## PASSAGE PROVIDED
NBC Caves, Lowers Upfront Ad Prices

Jun 6, 2005  •  Post A Comment

Once-dominant NBC was forced to swallow price cuts as the broadcast portion of television’s upfront ad market neared its finale late last week.

The cable market had begun to perk, with networks including USA, Lifetime and FX making sales with prices ranging from flat to up 5 percent.

With a late night of Friday deal-making still ahead, sources said NBC was about halfway done with its upfront sales. Pricing on completed deals ranged from flat to down 2 percent.

The agencies still waiting to do deals with NBC were likely looking for price cuts in the 3 percent to 4 percent range. Given NBC’s 16 percent drop in ratings last season, buyers estimated NBC’s upfront could drop 20 percent to 30 percent-to around $2.1 billion from last year’s $2.8 billion.

“We made the assumption all along that once ABC, CBS and Fox all settled in at modest CPM increases that NBC would have to be in the negative column. It’s not a surprise,” said a senior executive at a large media-buying company.

## WHAT TO DO
1) Reproduce the portion of the article on NBC's upfront ad prices that opens with the words containing "The cable market" and closes with "large media-buying company.".
2) Translate this sentence from the NBC upfront article into Spanish: "The cable market had begun to perk, with networks including USA, Lifetime and FX making sales with prices ranging from flat to up 5 percent."
3) Continue the article about NBC lowering its upfront ad prices, picking up after its final sentence.

## MATERIAL SHOWN
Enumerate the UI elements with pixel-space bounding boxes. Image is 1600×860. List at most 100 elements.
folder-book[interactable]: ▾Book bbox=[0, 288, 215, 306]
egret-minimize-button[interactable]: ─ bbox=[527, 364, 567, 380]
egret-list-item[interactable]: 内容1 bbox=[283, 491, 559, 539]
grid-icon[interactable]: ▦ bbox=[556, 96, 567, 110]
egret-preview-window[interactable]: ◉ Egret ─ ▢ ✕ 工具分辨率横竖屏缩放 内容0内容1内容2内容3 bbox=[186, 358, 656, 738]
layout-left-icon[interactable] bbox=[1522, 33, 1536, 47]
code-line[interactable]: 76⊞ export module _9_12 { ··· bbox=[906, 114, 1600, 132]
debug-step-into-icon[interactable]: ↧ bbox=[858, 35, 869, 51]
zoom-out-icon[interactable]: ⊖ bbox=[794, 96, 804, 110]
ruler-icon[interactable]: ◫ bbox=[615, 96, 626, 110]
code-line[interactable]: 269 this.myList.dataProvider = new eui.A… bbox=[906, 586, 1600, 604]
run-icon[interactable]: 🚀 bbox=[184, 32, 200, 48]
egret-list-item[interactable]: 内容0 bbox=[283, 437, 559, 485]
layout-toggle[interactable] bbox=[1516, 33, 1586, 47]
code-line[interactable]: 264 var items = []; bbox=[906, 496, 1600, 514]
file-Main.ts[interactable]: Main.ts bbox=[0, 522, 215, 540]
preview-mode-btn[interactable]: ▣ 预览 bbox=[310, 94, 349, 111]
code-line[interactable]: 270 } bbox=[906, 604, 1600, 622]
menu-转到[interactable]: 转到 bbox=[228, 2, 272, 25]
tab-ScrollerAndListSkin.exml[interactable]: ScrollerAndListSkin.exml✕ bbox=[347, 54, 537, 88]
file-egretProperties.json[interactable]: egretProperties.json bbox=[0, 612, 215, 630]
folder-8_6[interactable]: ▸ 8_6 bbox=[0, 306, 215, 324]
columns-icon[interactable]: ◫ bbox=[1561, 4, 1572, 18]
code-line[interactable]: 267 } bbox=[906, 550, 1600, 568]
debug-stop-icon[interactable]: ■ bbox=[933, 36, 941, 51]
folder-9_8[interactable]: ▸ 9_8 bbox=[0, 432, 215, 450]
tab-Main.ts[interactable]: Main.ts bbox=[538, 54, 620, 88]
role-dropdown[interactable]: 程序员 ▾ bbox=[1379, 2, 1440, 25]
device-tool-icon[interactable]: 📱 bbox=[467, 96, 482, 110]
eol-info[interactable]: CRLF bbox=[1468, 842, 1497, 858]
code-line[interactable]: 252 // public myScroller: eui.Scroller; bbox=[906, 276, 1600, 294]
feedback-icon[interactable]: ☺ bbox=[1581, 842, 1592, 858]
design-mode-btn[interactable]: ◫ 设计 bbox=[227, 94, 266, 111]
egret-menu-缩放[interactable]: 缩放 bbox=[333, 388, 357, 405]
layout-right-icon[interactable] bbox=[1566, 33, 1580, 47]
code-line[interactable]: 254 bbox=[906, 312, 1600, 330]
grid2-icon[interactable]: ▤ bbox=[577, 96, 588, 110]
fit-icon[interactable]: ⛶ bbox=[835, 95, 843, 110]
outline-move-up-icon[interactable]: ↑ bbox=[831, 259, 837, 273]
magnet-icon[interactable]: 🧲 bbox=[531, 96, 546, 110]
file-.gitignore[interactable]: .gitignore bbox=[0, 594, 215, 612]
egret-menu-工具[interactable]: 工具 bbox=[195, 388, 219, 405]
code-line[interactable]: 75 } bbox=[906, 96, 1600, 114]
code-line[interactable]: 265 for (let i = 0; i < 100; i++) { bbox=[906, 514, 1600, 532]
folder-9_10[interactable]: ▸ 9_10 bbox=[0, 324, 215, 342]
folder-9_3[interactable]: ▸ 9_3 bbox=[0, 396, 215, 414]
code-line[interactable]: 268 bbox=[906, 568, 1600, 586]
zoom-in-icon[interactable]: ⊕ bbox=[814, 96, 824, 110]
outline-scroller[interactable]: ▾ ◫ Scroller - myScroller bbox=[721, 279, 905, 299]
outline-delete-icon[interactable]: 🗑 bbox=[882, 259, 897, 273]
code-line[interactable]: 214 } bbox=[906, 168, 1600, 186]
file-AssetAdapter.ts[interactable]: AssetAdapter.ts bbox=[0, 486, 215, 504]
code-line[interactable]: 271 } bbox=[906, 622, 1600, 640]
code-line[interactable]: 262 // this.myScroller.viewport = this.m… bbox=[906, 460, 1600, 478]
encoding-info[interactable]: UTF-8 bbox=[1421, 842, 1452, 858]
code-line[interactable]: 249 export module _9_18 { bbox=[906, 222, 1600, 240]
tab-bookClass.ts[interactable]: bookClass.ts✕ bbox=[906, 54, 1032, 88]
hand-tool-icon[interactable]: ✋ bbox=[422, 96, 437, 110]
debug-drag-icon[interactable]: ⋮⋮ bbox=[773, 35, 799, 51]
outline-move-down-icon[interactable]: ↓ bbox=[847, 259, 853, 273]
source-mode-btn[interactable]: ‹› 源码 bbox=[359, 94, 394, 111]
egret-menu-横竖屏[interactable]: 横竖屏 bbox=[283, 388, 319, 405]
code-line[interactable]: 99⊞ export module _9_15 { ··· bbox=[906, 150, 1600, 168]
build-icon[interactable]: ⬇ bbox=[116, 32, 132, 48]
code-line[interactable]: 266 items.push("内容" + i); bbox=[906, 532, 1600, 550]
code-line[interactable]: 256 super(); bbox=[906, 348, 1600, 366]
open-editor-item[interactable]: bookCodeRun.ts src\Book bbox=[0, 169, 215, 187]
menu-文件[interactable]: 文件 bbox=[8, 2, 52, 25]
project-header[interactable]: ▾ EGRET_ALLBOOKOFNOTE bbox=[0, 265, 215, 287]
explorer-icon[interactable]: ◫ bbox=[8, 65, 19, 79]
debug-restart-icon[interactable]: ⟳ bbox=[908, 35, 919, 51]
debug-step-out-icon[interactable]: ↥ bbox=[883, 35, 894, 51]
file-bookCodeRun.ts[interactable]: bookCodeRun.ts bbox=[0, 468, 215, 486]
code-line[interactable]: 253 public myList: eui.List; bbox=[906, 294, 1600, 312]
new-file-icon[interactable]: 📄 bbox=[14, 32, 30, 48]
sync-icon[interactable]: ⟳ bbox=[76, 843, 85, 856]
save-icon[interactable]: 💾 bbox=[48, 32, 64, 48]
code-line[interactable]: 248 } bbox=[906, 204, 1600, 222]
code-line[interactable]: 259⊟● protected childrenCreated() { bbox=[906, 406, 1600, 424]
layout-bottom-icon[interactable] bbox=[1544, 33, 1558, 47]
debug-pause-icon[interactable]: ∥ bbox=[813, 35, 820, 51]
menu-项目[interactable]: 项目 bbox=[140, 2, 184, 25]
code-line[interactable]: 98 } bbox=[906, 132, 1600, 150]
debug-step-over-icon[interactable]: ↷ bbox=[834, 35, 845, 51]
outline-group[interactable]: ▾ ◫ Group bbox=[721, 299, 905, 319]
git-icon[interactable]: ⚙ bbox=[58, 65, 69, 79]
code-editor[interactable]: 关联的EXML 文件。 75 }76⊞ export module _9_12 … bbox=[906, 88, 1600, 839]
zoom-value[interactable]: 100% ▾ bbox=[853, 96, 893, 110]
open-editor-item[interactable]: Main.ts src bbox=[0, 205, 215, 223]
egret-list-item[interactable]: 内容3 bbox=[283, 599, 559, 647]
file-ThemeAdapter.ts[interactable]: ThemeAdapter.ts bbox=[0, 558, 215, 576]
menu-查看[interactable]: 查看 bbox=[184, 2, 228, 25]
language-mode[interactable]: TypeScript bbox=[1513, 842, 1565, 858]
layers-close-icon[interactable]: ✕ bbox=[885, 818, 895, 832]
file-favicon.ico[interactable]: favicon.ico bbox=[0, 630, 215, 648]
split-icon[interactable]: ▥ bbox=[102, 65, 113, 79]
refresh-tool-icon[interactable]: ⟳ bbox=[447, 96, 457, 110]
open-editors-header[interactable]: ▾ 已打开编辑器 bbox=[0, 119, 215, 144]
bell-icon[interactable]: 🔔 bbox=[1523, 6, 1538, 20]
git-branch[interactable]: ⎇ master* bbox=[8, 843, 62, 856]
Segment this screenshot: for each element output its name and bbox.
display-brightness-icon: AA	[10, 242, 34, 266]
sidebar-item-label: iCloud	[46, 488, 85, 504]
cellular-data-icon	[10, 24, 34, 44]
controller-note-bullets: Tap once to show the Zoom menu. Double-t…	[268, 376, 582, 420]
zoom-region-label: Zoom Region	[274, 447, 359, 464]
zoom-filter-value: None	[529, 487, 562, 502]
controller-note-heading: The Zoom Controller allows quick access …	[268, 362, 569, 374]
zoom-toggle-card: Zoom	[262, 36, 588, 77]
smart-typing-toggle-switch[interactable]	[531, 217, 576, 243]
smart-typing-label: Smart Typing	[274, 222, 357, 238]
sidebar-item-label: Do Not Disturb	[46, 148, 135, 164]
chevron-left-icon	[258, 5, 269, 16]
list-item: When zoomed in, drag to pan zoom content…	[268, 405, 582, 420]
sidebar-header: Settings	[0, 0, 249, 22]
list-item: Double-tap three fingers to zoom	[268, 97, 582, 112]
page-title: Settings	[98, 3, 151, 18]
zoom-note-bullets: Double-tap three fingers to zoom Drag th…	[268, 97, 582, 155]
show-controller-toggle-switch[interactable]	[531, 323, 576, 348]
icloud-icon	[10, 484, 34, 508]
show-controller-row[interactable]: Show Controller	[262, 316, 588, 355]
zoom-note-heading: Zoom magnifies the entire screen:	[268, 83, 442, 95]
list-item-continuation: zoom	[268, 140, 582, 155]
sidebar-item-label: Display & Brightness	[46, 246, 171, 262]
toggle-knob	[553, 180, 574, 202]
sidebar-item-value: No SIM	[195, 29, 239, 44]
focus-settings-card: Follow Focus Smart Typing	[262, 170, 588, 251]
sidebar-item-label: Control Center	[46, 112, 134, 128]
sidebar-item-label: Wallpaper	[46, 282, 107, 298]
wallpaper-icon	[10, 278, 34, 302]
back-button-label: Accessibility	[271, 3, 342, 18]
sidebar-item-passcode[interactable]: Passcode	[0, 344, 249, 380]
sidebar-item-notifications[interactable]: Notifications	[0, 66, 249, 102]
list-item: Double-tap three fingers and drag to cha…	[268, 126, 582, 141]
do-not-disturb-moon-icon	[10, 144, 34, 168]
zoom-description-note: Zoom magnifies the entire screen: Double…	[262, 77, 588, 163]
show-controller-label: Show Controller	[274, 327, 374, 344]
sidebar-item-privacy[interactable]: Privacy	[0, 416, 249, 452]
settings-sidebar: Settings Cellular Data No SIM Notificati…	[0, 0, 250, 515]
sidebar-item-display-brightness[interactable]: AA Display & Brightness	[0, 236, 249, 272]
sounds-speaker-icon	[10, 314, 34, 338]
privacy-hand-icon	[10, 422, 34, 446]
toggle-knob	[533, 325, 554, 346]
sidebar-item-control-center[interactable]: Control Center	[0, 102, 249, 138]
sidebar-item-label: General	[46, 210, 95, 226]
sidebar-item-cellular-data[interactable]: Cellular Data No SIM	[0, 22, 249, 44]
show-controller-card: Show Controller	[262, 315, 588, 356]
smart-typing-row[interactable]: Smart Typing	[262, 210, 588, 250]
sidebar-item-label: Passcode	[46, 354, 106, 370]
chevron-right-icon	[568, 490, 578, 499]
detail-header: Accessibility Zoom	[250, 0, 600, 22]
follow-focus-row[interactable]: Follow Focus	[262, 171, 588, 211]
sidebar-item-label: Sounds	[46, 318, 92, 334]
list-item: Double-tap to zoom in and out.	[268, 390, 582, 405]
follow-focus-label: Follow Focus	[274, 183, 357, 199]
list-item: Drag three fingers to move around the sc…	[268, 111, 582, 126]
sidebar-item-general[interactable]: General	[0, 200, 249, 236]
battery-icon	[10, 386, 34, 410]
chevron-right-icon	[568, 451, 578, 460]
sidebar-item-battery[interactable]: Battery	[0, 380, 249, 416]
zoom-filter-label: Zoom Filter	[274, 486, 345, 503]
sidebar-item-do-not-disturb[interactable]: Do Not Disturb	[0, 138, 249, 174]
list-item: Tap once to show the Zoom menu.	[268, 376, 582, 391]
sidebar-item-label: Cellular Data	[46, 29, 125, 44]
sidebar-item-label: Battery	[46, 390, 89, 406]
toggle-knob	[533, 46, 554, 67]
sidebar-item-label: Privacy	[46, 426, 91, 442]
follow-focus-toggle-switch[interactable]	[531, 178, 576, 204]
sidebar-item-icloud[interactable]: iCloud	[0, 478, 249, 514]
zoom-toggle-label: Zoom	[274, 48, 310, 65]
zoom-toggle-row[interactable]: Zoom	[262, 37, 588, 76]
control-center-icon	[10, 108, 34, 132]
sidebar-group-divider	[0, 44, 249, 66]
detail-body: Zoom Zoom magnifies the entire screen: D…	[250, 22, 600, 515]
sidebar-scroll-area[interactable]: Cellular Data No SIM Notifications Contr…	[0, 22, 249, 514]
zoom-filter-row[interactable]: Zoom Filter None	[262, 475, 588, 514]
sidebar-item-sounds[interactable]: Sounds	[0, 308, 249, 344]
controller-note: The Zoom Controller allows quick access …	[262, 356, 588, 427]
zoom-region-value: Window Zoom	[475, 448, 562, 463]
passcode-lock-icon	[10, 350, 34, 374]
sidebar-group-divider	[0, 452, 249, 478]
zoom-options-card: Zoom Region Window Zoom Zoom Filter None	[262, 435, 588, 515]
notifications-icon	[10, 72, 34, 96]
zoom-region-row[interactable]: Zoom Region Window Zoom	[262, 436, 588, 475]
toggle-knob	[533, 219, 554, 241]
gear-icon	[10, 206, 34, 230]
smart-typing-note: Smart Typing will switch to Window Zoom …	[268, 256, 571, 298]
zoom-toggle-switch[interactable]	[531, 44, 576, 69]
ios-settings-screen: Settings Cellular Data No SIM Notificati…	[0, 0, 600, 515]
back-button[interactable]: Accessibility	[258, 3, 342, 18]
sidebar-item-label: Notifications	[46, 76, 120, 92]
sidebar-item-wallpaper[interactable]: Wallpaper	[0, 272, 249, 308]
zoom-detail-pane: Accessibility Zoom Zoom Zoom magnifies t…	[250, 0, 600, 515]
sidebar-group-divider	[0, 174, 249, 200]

## ANSWERS BY ITEM
1)
The cable market had begun to perk, with networks including USA, Lifetime and FX making sales with prices ranging from flat to up 5 percent.

With a late night of Friday deal-making still ahead, sources said NBC was about halfway done with its upfront sales. Pricing on completed deals ranged from flat to down 2 percent.

The agencies still waiting to do deals with NBC were likely looking for price cuts in the 3 percent to 4 percent range. Given NBC’s 16 percent drop in ratings last season, buyers estimated NBC’s upfront could drop 20 percent to 30 percent-to around $2.1 billion from last year’s $2.8 billion.

“We made the assumption all along that once ABC, CBS and Fox all settled in at modest CPM increases that NBC would have to be in the negative column. It’s not a surprise,” said a senior executive at a large media-buying company.

2) El mercado de cable había empezado a animarse, con cadenas como USA, Lifetime y FX cerrando ventas a precios que iban desde sin cambios hasta un aumento del 5 por ciento.

3)
“NBC’s problem is that they have a high-priced base because of their success over the years and the way they’ve been able to charge a premium,” the executive said. “That made it doubly challenging for them. They had to wait, and have their management convinced that no one was going to bite at a price increase.”

Much of the money leaving NBC went to ABC and CBS. ABC was first to say it was done with its sales, increasing its prime-time advertising commitment by $500 million to $2.1 billion. CBS followed, saying it has the most sales, with volume in the $2.5 billion to $2.6 billion range, up from $2.4 billion. Fox then said it was about even with last year’s sales of $1.6 billion.

Cost-per-thousand increases for ABC, CBS and Fox ranged from 4 percent to 6 percent, with ABC mostly on the high end of the range, CBS in the middle and Fox on the low end, buyers said.

ABC set the moderate pricing tone for the market. “We’re very happy with our price,” said Mike Shaw, president of sales for ABC.

“I wish there were 15 percent more dollars working in the marketplace and I’d turn around and tell you about 20 percent CPM increases. But that’s not reality,” he said. “Reality is, you’ve got a flat market at best, you’ve got flat [gross rating points] and on an overall basis, that means you have a flat market.”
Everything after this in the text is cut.